Gesamtspielzeit: 195:00

Internet:

Händel-Festspiele Karlsruhe



KONKURRENZ BELEBT

Für ein Star-Theater par excellence legte Händel seine Oper “Alessandro” an: Neben dem Kastraten Senesino wurde Faustina Bordoni engagiert, die sich – wie zu erwarten – einen werbewirksamen Zickenkrieg mit der hauseigenen Diva Francesca Cuzzoni lieferte. Händel befeuerte diesen Krieg, indem er allen drei Protagonisten eine enge Abfolge halsbrecherischer Arien auf den Leib komponierte und sie so zu Spitzenleistungen trieb. Warum die Oper, die dadurch höchst unterhaltsam und für eine Barockoper vergleichsweise temporeich daherkommt, trotz der Händel-Renaissance heute kaum noch Beachtung findet, ist ein Rätsel. Die letzte Einspielung datiert von 1984 (Kuijken, dhm). Nun, dafür folgen 2012 gleich zwei dicht aufeinander, der Konkurrenzgedanke lebt also weiter: Den Auftakt macht ein Live-Mitschnitt von den Händel-Festspielen in Karlsruhe, der jetzt bei PAN Classics erschienen ist.
###
# Arbeitsanweisung 1:
Schreiben Sie sämtliche Zeilen der nachstehenden Datensätze wortgetreu ab und lassen Sie dabei die Bilder weg.
# Arbeitsanweisung 2:
Setzen Sie den Text über Händels Oper „Alessandro“ im Anschluss an seinen letzten Satz fort.
Die Datensätze haben mit dem Text über Händels Oper „Alessandro“ nichts zu tun.

Ausschnitt aus einem Datensatz:
###
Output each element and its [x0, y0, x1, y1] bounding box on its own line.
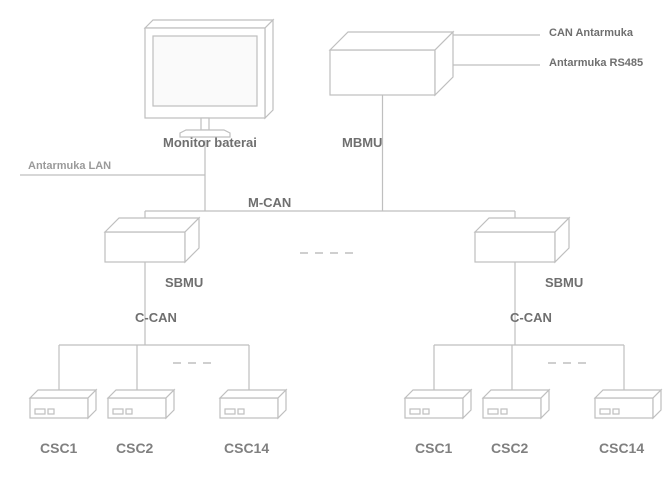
label-csc-l3: CSC14	[224, 440, 269, 456]
label-monitor-baterai: Monitor baterai	[163, 135, 257, 150]
label-csc-r2: CSC2	[491, 440, 528, 456]
label-c-can-left: C-CAN	[135, 310, 177, 325]
label-mbmu: MBMU	[342, 135, 382, 150]
label-csc-l1: CSC1	[40, 440, 77, 456]
diagram-canvas: CAN Antarmuka Antarmuka RS485 MBMU Monit…	[0, 0, 667, 502]
label-sbmu-left: SBMU	[165, 275, 203, 290]
label-antarmuka-lan: Antarmuka LAN	[28, 160, 111, 172]
label-csc-r3: CSC14	[599, 440, 644, 456]
label-m-can: M-CAN	[248, 195, 291, 210]
label-sbmu-right: SBMU	[545, 275, 583, 290]
label-c-can-right: C-CAN	[510, 310, 552, 325]
label-antarmuka-rs485: Antarmuka RS485	[549, 57, 643, 69]
label-csc-l2: CSC2	[116, 440, 153, 456]
label-can-antarmuka: CAN Antarmuka	[549, 27, 633, 39]
label-csc-r1: CSC1	[415, 440, 452, 456]
diagram-svg	[0, 0, 667, 502]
###
# Ergebnis 1:
Output each element and its [x0, y0, x1, y1] bounding box on its own line.
label-csc-l3: CSC14	[224, 440, 269, 456]
label-monitor-baterai: Monitor baterai	[163, 135, 257, 150]
label-csc-r2: CSC2	[491, 440, 528, 456]
label-c-can-left: C-CAN	[135, 310, 177, 325]
label-mbmu: MBMU	[342, 135, 382, 150]
label-csc-l1: CSC1	[40, 440, 77, 456]
diagram-canvas: CAN Antarmuka Antarmuka RS485 MBMU Monit…	[0, 0, 667, 502]
label-sbmu-left: SBMU	[165, 275, 203, 290]
label-antarmuka-lan: Antarmuka LAN	[28, 160, 111, 172]
label-csc-r3: CSC14	[599, 440, 644, 456]
label-m-can: M-CAN	[248, 195, 291, 210]
label-sbmu-right: SBMU	[545, 275, 583, 290]
label-c-can-right: C-CAN	[510, 310, 552, 325]
label-antarmuka-rs485: Antarmuka RS485	[549, 57, 643, 69]
label-csc-l2: CSC2	[116, 440, 153, 456]
label-can-antarmuka: CAN Antarmuka	[549, 27, 633, 39]
label-csc-r1: CSC1	[415, 440, 452, 456]
diagram-svg	[0, 0, 667, 502]

# Ergebnis 2:
Und zum überraschenden Star dieser Interpretation avanciert zunächst einmal das Orchester: Nun gut, die Deutschen Händel-Solisten sind nicht irgendwer und wo Spezialisten wie Michi Gaigg, Klaus Bundies oder Rien Voskuilen mitwirken – um nur einige zu nennen – darf man schon Qualität erwarten. Aber wie der junge Dirigent Michael Form mit diesem Ensemble das Werk drei Stunden lang unter Hochspannung setzt und die Instrumentalfarben auf das Schönste erblühen lässt, das ist dann doch erstaunlich und braucht keinen internationalen Vergleich zu scheuen. Man könnte sagen, hier wird „angriffslustig“ musiziert, was sowohl zur Titelfigur, Alexander dem Großen, passt, als auch zum Sängerkrieg.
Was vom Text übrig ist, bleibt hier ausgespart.